[Start Material]

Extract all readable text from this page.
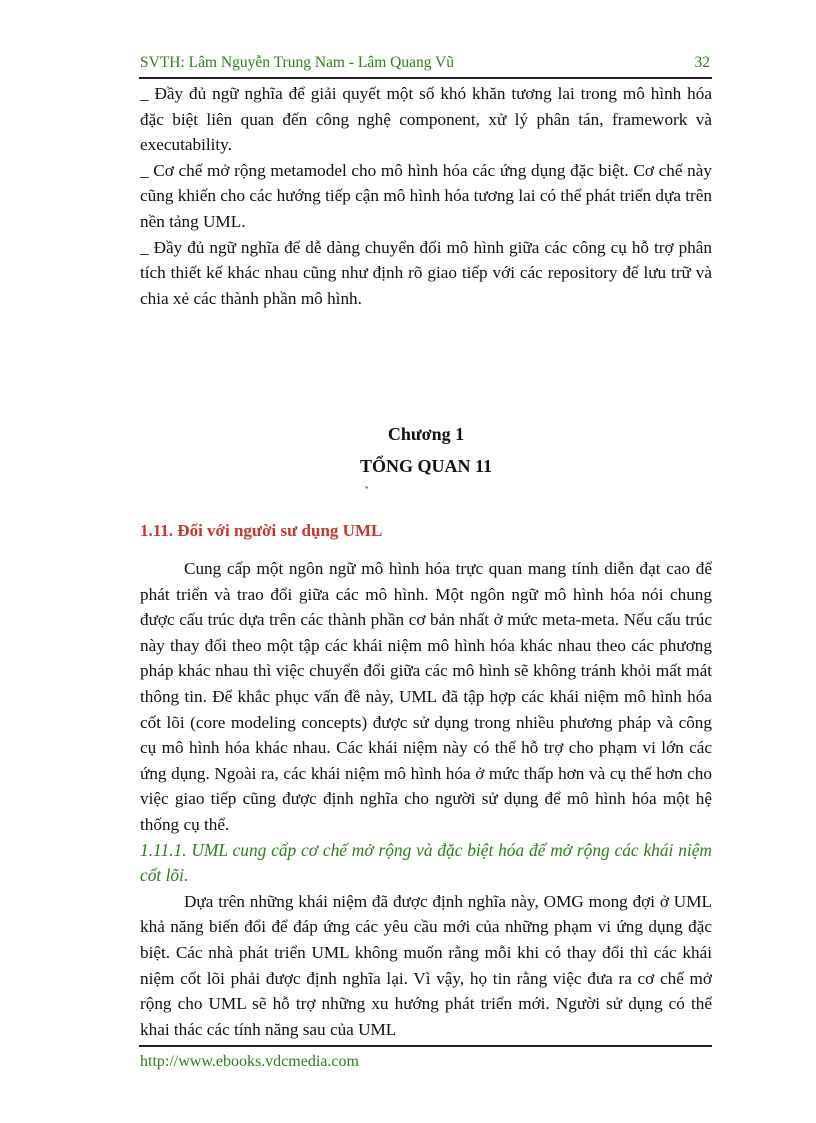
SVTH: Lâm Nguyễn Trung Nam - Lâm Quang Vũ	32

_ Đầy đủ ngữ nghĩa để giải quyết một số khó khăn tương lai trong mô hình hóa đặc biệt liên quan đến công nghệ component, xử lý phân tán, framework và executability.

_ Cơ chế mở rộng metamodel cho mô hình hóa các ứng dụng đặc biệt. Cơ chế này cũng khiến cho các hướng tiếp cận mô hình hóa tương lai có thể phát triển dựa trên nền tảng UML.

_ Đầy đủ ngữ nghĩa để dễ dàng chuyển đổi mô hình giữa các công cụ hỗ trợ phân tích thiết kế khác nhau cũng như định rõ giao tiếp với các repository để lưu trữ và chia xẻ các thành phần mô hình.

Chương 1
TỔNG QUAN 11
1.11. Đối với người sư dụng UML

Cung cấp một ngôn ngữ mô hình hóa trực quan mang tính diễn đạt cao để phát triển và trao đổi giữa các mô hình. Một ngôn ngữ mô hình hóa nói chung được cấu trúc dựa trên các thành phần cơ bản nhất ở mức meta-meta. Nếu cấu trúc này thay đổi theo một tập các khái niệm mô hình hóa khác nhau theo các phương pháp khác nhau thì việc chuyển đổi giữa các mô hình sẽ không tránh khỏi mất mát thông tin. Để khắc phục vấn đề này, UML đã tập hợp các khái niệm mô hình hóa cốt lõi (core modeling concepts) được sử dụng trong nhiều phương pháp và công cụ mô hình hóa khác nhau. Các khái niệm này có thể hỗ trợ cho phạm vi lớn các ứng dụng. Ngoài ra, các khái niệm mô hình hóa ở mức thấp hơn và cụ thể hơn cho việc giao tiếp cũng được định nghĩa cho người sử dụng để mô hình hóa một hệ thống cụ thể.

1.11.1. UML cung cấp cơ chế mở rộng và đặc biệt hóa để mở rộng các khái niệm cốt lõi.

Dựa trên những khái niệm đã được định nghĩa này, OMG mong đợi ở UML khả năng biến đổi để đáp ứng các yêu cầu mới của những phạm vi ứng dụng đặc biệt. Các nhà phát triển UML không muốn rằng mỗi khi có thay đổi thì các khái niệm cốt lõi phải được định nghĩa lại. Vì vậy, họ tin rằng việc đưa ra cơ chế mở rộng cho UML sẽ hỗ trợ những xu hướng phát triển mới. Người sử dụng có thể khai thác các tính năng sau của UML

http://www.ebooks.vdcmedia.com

[End Material]

[Given request] Transcribe all the lines above exactly, apart from the pictures.

[Correct response]
Extract all readable text from this page.
SVTH: Lâm Nguyễn Trung Nam - Lâm Quang Vũ	32

_ Đầy đủ ngữ nghĩa để giải quyết một số khó khăn tương lai trong mô hình hóa đặc biệt liên quan đến công nghệ component, xử lý phân tán, framework và executability.

_ Cơ chế mở rộng metamodel cho mô hình hóa các ứng dụng đặc biệt. Cơ chế này cũng khiến cho các hướng tiếp cận mô hình hóa tương lai có thể phát triển dựa trên nền tảng UML.

_ Đầy đủ ngữ nghĩa để dễ dàng chuyển đổi mô hình giữa các công cụ hỗ trợ phân tích thiết kế khác nhau cũng như định rõ giao tiếp với các repository để lưu trữ và chia xẻ các thành phần mô hình.

Chương 1
TỔNG QUAN 11
1.11. Đối với người sư dụng UML

Cung cấp một ngôn ngữ mô hình hóa trực quan mang tính diễn đạt cao để phát triển và trao đổi giữa các mô hình. Một ngôn ngữ mô hình hóa nói chung được cấu trúc dựa trên các thành phần cơ bản nhất ở mức meta-meta. Nếu cấu trúc này thay đổi theo một tập các khái niệm mô hình hóa khác nhau theo các phương pháp khác nhau thì việc chuyển đổi giữa các mô hình sẽ không tránh khỏi mất mát thông tin. Để khắc phục vấn đề này, UML đã tập hợp các khái niệm mô hình hóa cốt lõi (core modeling concepts) được sử dụng trong nhiều phương pháp và công cụ mô hình hóa khác nhau. Các khái niệm này có thể hỗ trợ cho phạm vi lớn các ứng dụng. Ngoài ra, các khái niệm mô hình hóa ở mức thấp hơn và cụ thể hơn cho việc giao tiếp cũng được định nghĩa cho người sử dụng để mô hình hóa một hệ thống cụ thể.

1.11.1. UML cung cấp cơ chế mở rộng và đặc biệt hóa để mở rộng các khái niệm cốt lõi.

Dựa trên những khái niệm đã được định nghĩa này, OMG mong đợi ở UML khả năng biến đổi để đáp ứng các yêu cầu mới của những phạm vi ứng dụng đặc biệt. Các nhà phát triển UML không muốn rằng mỗi khi có thay đổi thì các khái niệm cốt lõi phải được định nghĩa lại. Vì vậy, họ tin rằng việc đưa ra cơ chế mở rộng cho UML sẽ hỗ trợ những xu hướng phát triển mới. Người sử dụng có thể khai thác các tính năng sau của UML

http://www.ebooks.vdcmedia.com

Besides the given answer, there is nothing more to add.